Find all lines in the records that include the word "this", and copy them out.

Extracted records:
'''
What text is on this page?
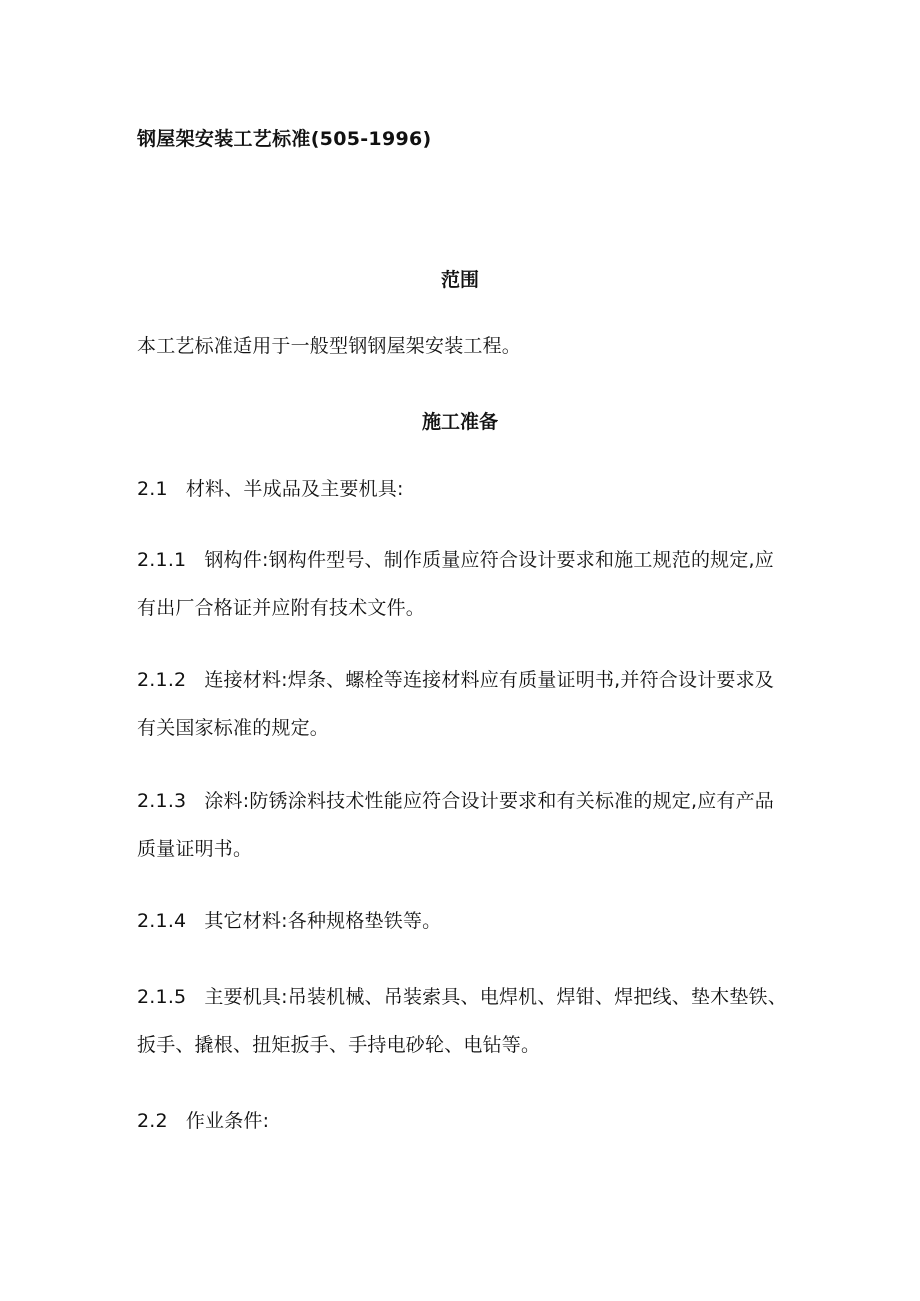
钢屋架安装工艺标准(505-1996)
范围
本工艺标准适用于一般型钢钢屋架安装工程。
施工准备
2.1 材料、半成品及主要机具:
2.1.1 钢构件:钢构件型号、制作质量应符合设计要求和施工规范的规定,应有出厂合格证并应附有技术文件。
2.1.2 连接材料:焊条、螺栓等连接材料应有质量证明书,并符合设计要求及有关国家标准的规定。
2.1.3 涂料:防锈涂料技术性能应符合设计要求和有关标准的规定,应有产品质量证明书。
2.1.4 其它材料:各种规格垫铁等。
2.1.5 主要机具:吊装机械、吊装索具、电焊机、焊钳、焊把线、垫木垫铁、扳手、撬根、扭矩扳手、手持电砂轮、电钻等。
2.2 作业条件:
'''
'''
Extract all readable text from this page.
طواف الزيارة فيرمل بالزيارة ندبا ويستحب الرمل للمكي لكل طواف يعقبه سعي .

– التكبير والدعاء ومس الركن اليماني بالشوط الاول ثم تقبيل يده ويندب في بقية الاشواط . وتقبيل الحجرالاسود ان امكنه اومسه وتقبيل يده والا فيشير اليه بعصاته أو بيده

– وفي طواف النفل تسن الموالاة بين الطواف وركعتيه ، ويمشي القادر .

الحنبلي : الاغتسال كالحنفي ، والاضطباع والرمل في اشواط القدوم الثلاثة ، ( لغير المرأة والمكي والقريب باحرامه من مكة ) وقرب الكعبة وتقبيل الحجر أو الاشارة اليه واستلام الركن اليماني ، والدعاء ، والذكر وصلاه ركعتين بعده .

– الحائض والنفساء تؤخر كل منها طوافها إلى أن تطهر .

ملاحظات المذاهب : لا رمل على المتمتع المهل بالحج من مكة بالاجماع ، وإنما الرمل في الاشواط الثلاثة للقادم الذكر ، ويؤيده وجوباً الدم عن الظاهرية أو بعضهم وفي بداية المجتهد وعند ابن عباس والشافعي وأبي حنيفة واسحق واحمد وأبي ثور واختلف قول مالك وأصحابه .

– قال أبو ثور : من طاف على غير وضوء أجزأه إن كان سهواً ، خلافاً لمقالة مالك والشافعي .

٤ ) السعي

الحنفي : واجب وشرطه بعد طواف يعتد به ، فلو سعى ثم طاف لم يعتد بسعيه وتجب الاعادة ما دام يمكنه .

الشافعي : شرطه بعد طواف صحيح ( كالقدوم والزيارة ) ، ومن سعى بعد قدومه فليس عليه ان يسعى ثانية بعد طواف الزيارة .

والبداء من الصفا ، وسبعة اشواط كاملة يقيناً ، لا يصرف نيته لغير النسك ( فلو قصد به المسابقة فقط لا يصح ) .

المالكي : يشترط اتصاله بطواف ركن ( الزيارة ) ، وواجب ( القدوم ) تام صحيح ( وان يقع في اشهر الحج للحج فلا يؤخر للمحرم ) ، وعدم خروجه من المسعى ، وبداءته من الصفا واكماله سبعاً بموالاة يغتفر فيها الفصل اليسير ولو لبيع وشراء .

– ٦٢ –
'''
__ANSWER TO THE TASK__
What text is on this page?
Extract all readable text from this page.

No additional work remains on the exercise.